▶ _Your task_
Pictures aside, quote the whole listing exactly.

▶ _Raw data_
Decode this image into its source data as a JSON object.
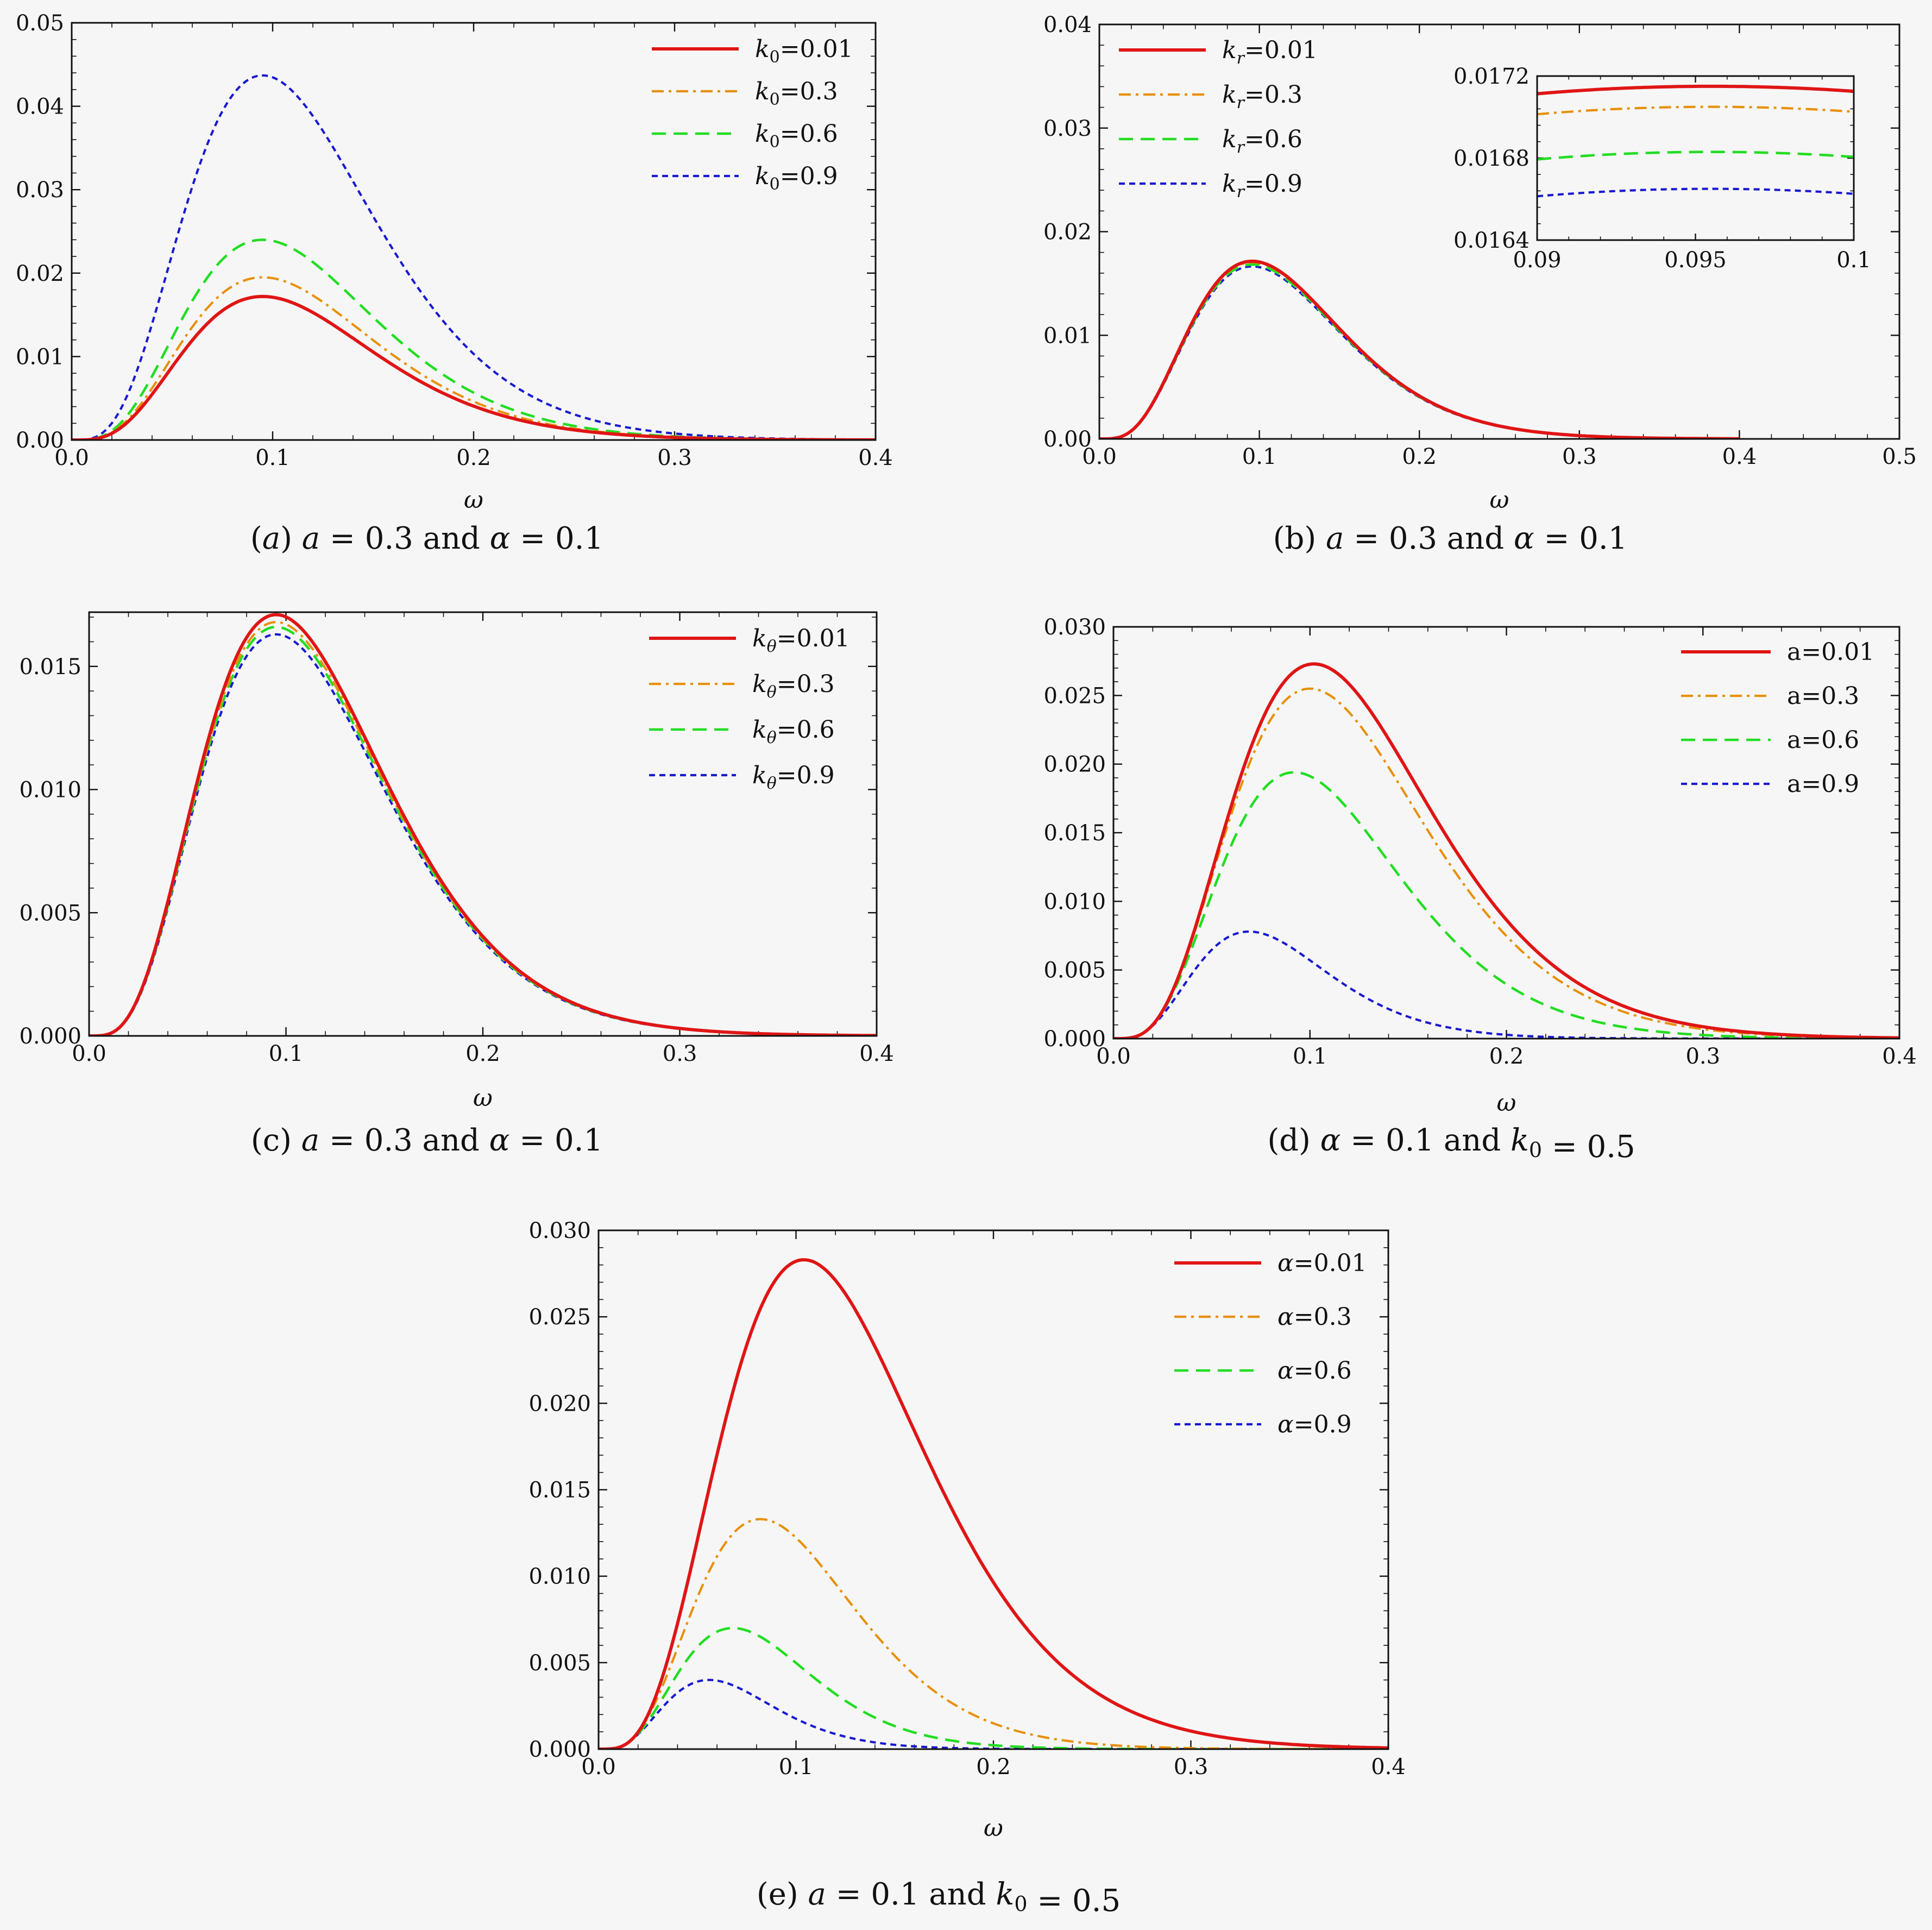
{
  "chart_data": [
    {
      "type": "line",
      "panel": "a",
      "caption": "(a) a = 0.3 and α = 0.1",
      "xlabel": "ω",
      "ylabel": "",
      "xlim": [
        0,
        0.4
      ],
      "ylim": [
        0,
        0.05
      ],
      "xticks": [
        "0.0",
        "0.1",
        "0.2",
        "0.3",
        "0.4"
      ],
      "yticks": [
        "0.00",
        "0.01",
        "0.02",
        "0.03",
        "0.04",
        "0.05"
      ],
      "legend_position": "top-right",
      "series": [
        {
          "name": "k0=0.01",
          "color": "#e01515",
          "style": "solid",
          "peak_x": 0.095,
          "peak_y": 0.0172
        },
        {
          "name": "k0=0.3",
          "color": "#e8900a",
          "style": "dashdot",
          "peak_x": 0.095,
          "peak_y": 0.0195
        },
        {
          "name": "k0=0.6",
          "color": "#22dd22",
          "style": "dashed",
          "peak_x": 0.095,
          "peak_y": 0.024
        },
        {
          "name": "k0=0.9",
          "color": "#1a1ad0",
          "style": "dotted",
          "peak_x": 0.095,
          "peak_y": 0.0437
        }
      ]
    },
    {
      "type": "line",
      "panel": "b",
      "caption": "(b) a = 0.3 and α = 0.1",
      "xlabel": "ω",
      "ylabel": "",
      "xlim": [
        0,
        0.5
      ],
      "ylim": [
        0,
        0.04
      ],
      "xticks": [
        "0.0",
        "0.1",
        "0.2",
        "0.3",
        "0.4",
        "0.5"
      ],
      "yticks": [
        "0.00",
        "0.01",
        "0.02",
        "0.03",
        "0.04"
      ],
      "legend_position": "top-left",
      "series": [
        {
          "name": "kr=0.01",
          "color": "#e01515",
          "style": "solid",
          "peak_x": 0.0955,
          "peak_y": 0.01715
        },
        {
          "name": "kr=0.3",
          "color": "#e8900a",
          "style": "dashdot",
          "peak_x": 0.0955,
          "peak_y": 0.01705
        },
        {
          "name": "kr=0.6",
          "color": "#22dd22",
          "style": "dashed",
          "peak_x": 0.0955,
          "peak_y": 0.01683
        },
        {
          "name": "kr=0.9",
          "color": "#1a1ad0",
          "style": "dotted",
          "peak_x": 0.0955,
          "peak_y": 0.01665
        }
      ],
      "inset": {
        "xlim": [
          0.09,
          0.1
        ],
        "ylim": [
          0.0164,
          0.0172
        ],
        "xticks": [
          "0.09",
          "0.095",
          "0.1"
        ],
        "yticks": [
          "0.0164",
          "0.0168",
          "0.0172"
        ]
      }
    },
    {
      "type": "line",
      "panel": "c",
      "caption": "(c) a = 0.3 and α = 0.1",
      "xlabel": "ω",
      "ylabel": "",
      "xlim": [
        0,
        0.4
      ],
      "ylim": [
        0,
        0.0172
      ],
      "xticks": [
        "0.0",
        "0.1",
        "0.2",
        "0.3",
        "0.4"
      ],
      "yticks": [
        "0.000",
        "0.005",
        "0.010",
        "0.015"
      ],
      "legend_position": "top-right",
      "series": [
        {
          "name": "kθ=0.01",
          "color": "#e01515",
          "style": "solid",
          "peak_x": 0.095,
          "peak_y": 0.0171
        },
        {
          "name": "kθ=0.3",
          "color": "#e8900a",
          "style": "dashdot",
          "peak_x": 0.095,
          "peak_y": 0.0168
        },
        {
          "name": "kθ=0.6",
          "color": "#22dd22",
          "style": "dashed",
          "peak_x": 0.095,
          "peak_y": 0.0166
        },
        {
          "name": "kθ=0.9",
          "color": "#1a1ad0",
          "style": "dotted",
          "peak_x": 0.095,
          "peak_y": 0.0163
        }
      ]
    },
    {
      "type": "line",
      "panel": "d",
      "caption": "(d) α = 0.1 and k0 = 0.5",
      "xlabel": "ω",
      "ylabel": "",
      "xlim": [
        0,
        0.4
      ],
      "ylim": [
        0,
        0.03
      ],
      "xticks": [
        "0.0",
        "0.1",
        "0.2",
        "0.3",
        "0.4"
      ],
      "yticks": [
        "0.000",
        "0.005",
        "0.010",
        "0.015",
        "0.020",
        "0.025",
        "0.030"
      ],
      "legend_position": "top-right",
      "series": [
        {
          "name": "a=0.01",
          "color": "#e01515",
          "style": "solid",
          "peak_x": 0.102,
          "peak_y": 0.0273
        },
        {
          "name": "a=0.3",
          "color": "#e8900a",
          "style": "dashdot",
          "peak_x": 0.1,
          "peak_y": 0.0255
        },
        {
          "name": "a=0.6",
          "color": "#22dd22",
          "style": "dashed",
          "peak_x": 0.092,
          "peak_y": 0.0194
        },
        {
          "name": "a=0.9",
          "color": "#1a1ad0",
          "style": "dotted",
          "peak_x": 0.069,
          "peak_y": 0.0078
        }
      ]
    },
    {
      "type": "line",
      "panel": "e",
      "caption": "(e) a = 0.1 and k0 = 0.5",
      "xlabel": "ω",
      "ylabel": "",
      "xlim": [
        0,
        0.4
      ],
      "ylim": [
        0,
        0.03
      ],
      "xticks": [
        "0.0",
        "0.1",
        "0.2",
        "0.3",
        "0.4"
      ],
      "yticks": [
        "0.000",
        "0.005",
        "0.010",
        "0.015",
        "0.020",
        "0.025",
        "0.030"
      ],
      "legend_position": "top-right",
      "series": [
        {
          "name": "α=0.01",
          "color": "#e01515",
          "style": "solid",
          "peak_x": 0.104,
          "peak_y": 0.0283
        },
        {
          "name": "α=0.3",
          "color": "#e8900a",
          "style": "dashdot",
          "peak_x": 0.082,
          "peak_y": 0.0133
        },
        {
          "name": "α=0.6",
          "color": "#22dd22",
          "style": "dashed",
          "peak_x": 0.068,
          "peak_y": 0.007
        },
        {
          "name": "α=0.9",
          "color": "#1a1ad0",
          "style": "dotted",
          "peak_x": 0.056,
          "peak_y": 0.004
        }
      ]
    }
  ]
}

▶ _Exercise result_
Decode this image into its source data as a JSON object.
{
  "chart_data": [
    {
      "type": "line",
      "panel": "a",
      "caption": "(a) a = 0.3 and α = 0.1",
      "xlabel": "ω",
      "ylabel": "",
      "xlim": [
        0,
        0.4
      ],
      "ylim": [
        0,
        0.05
      ],
      "xticks": [
        "0.0",
        "0.1",
        "0.2",
        "0.3",
        "0.4"
      ],
      "yticks": [
        "0.00",
        "0.01",
        "0.02",
        "0.03",
        "0.04",
        "0.05"
      ],
      "legend_position": "top-right",
      "series": [
        {
          "name": "k0=0.01",
          "color": "#e01515",
          "style": "solid",
          "peak_x": 0.095,
          "peak_y": 0.0172
        },
        {
          "name": "k0=0.3",
          "color": "#e8900a",
          "style": "dashdot",
          "peak_x": 0.095,
          "peak_y": 0.0195
        },
        {
          "name": "k0=0.6",
          "color": "#22dd22",
          "style": "dashed",
          "peak_x": 0.095,
          "peak_y": 0.024
        },
        {
          "name": "k0=0.9",
          "color": "#1a1ad0",
          "style": "dotted",
          "peak_x": 0.095,
          "peak_y": 0.0437
        }
      ]
    },
    {
      "type": "line",
      "panel": "b",
      "caption": "(b) a = 0.3 and α = 0.1",
      "xlabel": "ω",
      "ylabel": "",
      "xlim": [
        0,
        0.5
      ],
      "ylim": [
        0,
        0.04
      ],
      "xticks": [
        "0.0",
        "0.1",
        "0.2",
        "0.3",
        "0.4",
        "0.5"
      ],
      "yticks": [
        "0.00",
        "0.01",
        "0.02",
        "0.03",
        "0.04"
      ],
      "legend_position": "top-left",
      "series": [
        {
          "name": "kr=0.01",
          "color": "#e01515",
          "style": "solid",
          "peak_x": 0.0955,
          "peak_y": 0.01715
        },
        {
          "name": "kr=0.3",
          "color": "#e8900a",
          "style": "dashdot",
          "peak_x": 0.0955,
          "peak_y": 0.01705
        },
        {
          "name": "kr=0.6",
          "color": "#22dd22",
          "style": "dashed",
          "peak_x": 0.0955,
          "peak_y": 0.01683
        },
        {
          "name": "kr=0.9",
          "color": "#1a1ad0",
          "style": "dotted",
          "peak_x": 0.0955,
          "peak_y": 0.01665
        }
      ],
      "inset": {
        "xlim": [
          0.09,
          0.1
        ],
        "ylim": [
          0.0164,
          0.0172
        ],
        "xticks": [
          "0.09",
          "0.095",
          "0.1"
        ],
        "yticks": [
          "0.0164",
          "0.0168",
          "0.0172"
        ]
      }
    },
    {
      "type": "line",
      "panel": "c",
      "caption": "(c) a = 0.3 and α = 0.1",
      "xlabel": "ω",
      "ylabel": "",
      "xlim": [
        0,
        0.4
      ],
      "ylim": [
        0,
        0.0172
      ],
      "xticks": [
        "0.0",
        "0.1",
        "0.2",
        "0.3",
        "0.4"
      ],
      "yticks": [
        "0.000",
        "0.005",
        "0.010",
        "0.015"
      ],
      "legend_position": "top-right",
      "series": [
        {
          "name": "kθ=0.01",
          "color": "#e01515",
          "style": "solid",
          "peak_x": 0.095,
          "peak_y": 0.0171
        },
        {
          "name": "kθ=0.3",
          "color": "#e8900a",
          "style": "dashdot",
          "peak_x": 0.095,
          "peak_y": 0.0168
        },
        {
          "name": "kθ=0.6",
          "color": "#22dd22",
          "style": "dashed",
          "peak_x": 0.095,
          "peak_y": 0.0166
        },
        {
          "name": "kθ=0.9",
          "color": "#1a1ad0",
          "style": "dotted",
          "peak_x": 0.095,
          "peak_y": 0.0163
        }
      ]
    },
    {
      "type": "line",
      "panel": "d",
      "caption": "(d) α = 0.1 and k0 = 0.5",
      "xlabel": "ω",
      "ylabel": "",
      "xlim": [
        0,
        0.4
      ],
      "ylim": [
        0,
        0.03
      ],
      "xticks": [
        "0.0",
        "0.1",
        "0.2",
        "0.3",
        "0.4"
      ],
      "yticks": [
        "0.000",
        "0.005",
        "0.010",
        "0.015",
        "0.020",
        "0.025",
        "0.030"
      ],
      "legend_position": "top-right",
      "series": [
        {
          "name": "a=0.01",
          "color": "#e01515",
          "style": "solid",
          "peak_x": 0.102,
          "peak_y": 0.0273
        },
        {
          "name": "a=0.3",
          "color": "#e8900a",
          "style": "dashdot",
          "peak_x": 0.1,
          "peak_y": 0.0255
        },
        {
          "name": "a=0.6",
          "color": "#22dd22",
          "style": "dashed",
          "peak_x": 0.092,
          "peak_y": 0.0194
        },
        {
          "name": "a=0.9",
          "color": "#1a1ad0",
          "style": "dotted",
          "peak_x": 0.069,
          "peak_y": 0.0078
        }
      ]
    },
    {
      "type": "line",
      "panel": "e",
      "caption": "(e) a = 0.1 and k0 = 0.5",
      "xlabel": "ω",
      "ylabel": "",
      "xlim": [
        0,
        0.4
      ],
      "ylim": [
        0,
        0.03
      ],
      "xticks": [
        "0.0",
        "0.1",
        "0.2",
        "0.3",
        "0.4"
      ],
      "yticks": [
        "0.000",
        "0.005",
        "0.010",
        "0.015",
        "0.020",
        "0.025",
        "0.030"
      ],
      "legend_position": "top-right",
      "series": [
        {
          "name": "α=0.01",
          "color": "#e01515",
          "style": "solid",
          "peak_x": 0.104,
          "peak_y": 0.0283
        },
        {
          "name": "α=0.3",
          "color": "#e8900a",
          "style": "dashdot",
          "peak_x": 0.082,
          "peak_y": 0.0133
        },
        {
          "name": "α=0.6",
          "color": "#22dd22",
          "style": "dashed",
          "peak_x": 0.068,
          "peak_y": 0.007
        },
        {
          "name": "α=0.9",
          "color": "#1a1ad0",
          "style": "dotted",
          "peak_x": 0.056,
          "peak_y": 0.004
        }
      ]
    }
  ]
}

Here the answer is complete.